● **Work to be completed**:
In full and without deviation, write out the entries that follow.

┄┄┄┄┄┄┄┄┄┄

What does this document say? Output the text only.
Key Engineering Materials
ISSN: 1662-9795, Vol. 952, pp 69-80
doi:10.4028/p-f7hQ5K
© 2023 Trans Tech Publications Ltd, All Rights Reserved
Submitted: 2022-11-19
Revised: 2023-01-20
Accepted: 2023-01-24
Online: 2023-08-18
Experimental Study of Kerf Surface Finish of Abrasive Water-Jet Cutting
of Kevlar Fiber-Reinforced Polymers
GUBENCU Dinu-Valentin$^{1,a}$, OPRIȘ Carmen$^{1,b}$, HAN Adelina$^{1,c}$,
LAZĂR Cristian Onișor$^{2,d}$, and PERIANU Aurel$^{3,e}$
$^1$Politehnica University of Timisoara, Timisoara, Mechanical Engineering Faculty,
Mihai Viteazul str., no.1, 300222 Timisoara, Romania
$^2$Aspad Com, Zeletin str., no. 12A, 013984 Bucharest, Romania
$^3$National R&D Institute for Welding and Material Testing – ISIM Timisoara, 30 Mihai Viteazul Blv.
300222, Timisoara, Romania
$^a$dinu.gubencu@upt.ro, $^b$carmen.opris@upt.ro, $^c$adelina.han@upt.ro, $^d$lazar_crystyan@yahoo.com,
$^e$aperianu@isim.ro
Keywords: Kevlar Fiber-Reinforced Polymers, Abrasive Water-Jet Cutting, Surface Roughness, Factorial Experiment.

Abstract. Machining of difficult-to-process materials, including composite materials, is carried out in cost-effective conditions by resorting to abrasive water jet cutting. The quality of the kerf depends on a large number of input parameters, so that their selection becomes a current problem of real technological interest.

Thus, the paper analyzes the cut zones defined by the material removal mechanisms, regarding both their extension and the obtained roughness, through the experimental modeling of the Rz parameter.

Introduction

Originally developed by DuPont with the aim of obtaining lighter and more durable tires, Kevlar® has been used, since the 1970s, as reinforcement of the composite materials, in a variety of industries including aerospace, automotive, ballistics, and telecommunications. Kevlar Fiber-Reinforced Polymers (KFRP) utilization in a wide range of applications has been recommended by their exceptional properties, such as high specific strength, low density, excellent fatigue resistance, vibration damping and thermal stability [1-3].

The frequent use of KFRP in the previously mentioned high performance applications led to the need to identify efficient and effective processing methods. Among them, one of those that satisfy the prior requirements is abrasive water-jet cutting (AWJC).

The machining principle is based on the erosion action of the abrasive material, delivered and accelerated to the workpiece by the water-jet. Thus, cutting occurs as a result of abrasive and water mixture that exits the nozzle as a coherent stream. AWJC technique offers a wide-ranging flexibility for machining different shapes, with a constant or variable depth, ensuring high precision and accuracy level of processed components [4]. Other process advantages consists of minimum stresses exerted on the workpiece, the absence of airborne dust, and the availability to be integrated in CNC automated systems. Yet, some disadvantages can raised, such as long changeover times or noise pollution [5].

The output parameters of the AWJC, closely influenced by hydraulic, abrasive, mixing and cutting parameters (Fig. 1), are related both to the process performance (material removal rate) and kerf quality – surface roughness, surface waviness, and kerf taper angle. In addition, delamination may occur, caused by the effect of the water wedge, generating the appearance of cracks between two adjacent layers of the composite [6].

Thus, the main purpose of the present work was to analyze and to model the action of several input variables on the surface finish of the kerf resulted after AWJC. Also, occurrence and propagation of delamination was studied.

┄┄┄┄┄┄┄┄┄┄

● **Written solution**:
What does this document say? Output the text only.
Key Engineering Materials
ISSN: 1662-9795, Vol. 952, pp 69-80
doi:10.4028/p-f7hQ5K
© 2023 Trans Tech Publications Ltd, All Rights Reserved
Submitted: 2022-11-19
Revised: 2023-01-20
Accepted: 2023-01-24
Online: 2023-08-18
Experimental Study of Kerf Surface Finish of Abrasive Water-Jet Cutting
of Kevlar Fiber-Reinforced Polymers
GUBENCU Dinu-Valentin$^{1,a}$, OPRIȘ Carmen$^{1,b}$, HAN Adelina$^{1,c}$,
LAZĂR Cristian Onișor$^{2,d}$, and PERIANU Aurel$^{3,e}$
$^1$Politehnica University of Timisoara, Timisoara, Mechanical Engineering Faculty,
Mihai Viteazul str., no.1, 300222 Timisoara, Romania
$^2$Aspad Com, Zeletin str., no. 12A, 013984 Bucharest, Romania
$^3$National R&D Institute for Welding and Material Testing – ISIM Timisoara, 30 Mihai Viteazul Blv.
300222, Timisoara, Romania
$^a$dinu.gubencu@upt.ro, $^b$carmen.opris@upt.ro, $^c$adelina.han@upt.ro, $^d$lazar_crystyan@yahoo.com,
$^e$aperianu@isim.ro
Keywords: Kevlar Fiber-Reinforced Polymers, Abrasive Water-Jet Cutting, Surface Roughness, Factorial Experiment.

Abstract. Machining of difficult-to-process materials, including composite materials, is carried out in cost-effective conditions by resorting to abrasive water jet cutting. The quality of the kerf depends on a large number of input parameters, so that their selection becomes a current problem of real technological interest.

Thus, the paper analyzes the cut zones defined by the material removal mechanisms, regarding both their extension and the obtained roughness, through the experimental modeling of the Rz parameter.

Introduction

Originally developed by DuPont with the aim of obtaining lighter and more durable tires, Kevlar® has been used, since the 1970s, as reinforcement of the composite materials, in a variety of industries including aerospace, automotive, ballistics, and telecommunications. Kevlar Fiber-Reinforced Polymers (KFRP) utilization in a wide range of applications has been recommended by their exceptional properties, such as high specific strength, low density, excellent fatigue resistance, vibration damping and thermal stability [1-3].

The frequent use of KFRP in the previously mentioned high performance applications led to the need to identify efficient and effective processing methods. Among them, one of those that satisfy the prior requirements is abrasive water-jet cutting (AWJC).

The machining principle is based on the erosion action of the abrasive material, delivered and accelerated to the workpiece by the water-jet. Thus, cutting occurs as a result of abrasive and water mixture that exits the nozzle as a coherent stream. AWJC technique offers a wide-ranging flexibility for machining different shapes, with a constant or variable depth, ensuring high precision and accuracy level of processed components [4]. Other process advantages consists of minimum stresses exerted on the workpiece, the absence of airborne dust, and the availability to be integrated in CNC automated systems. Yet, some disadvantages can raised, such as long changeover times or noise pollution [5].

The output parameters of the AWJC, closely influenced by hydraulic, abrasive, mixing and cutting parameters (Fig. 1), are related both to the process performance (material removal rate) and kerf quality – surface roughness, surface waviness, and kerf taper angle. In addition, delamination may occur, caused by the effect of the water wedge, generating the appearance of cracks between two adjacent layers of the composite [6].

Thus, the main purpose of the present work was to analyze and to model the action of several input variables on the surface finish of the kerf resulted after AWJC. Also, occurrence and propagation of delamination was studied.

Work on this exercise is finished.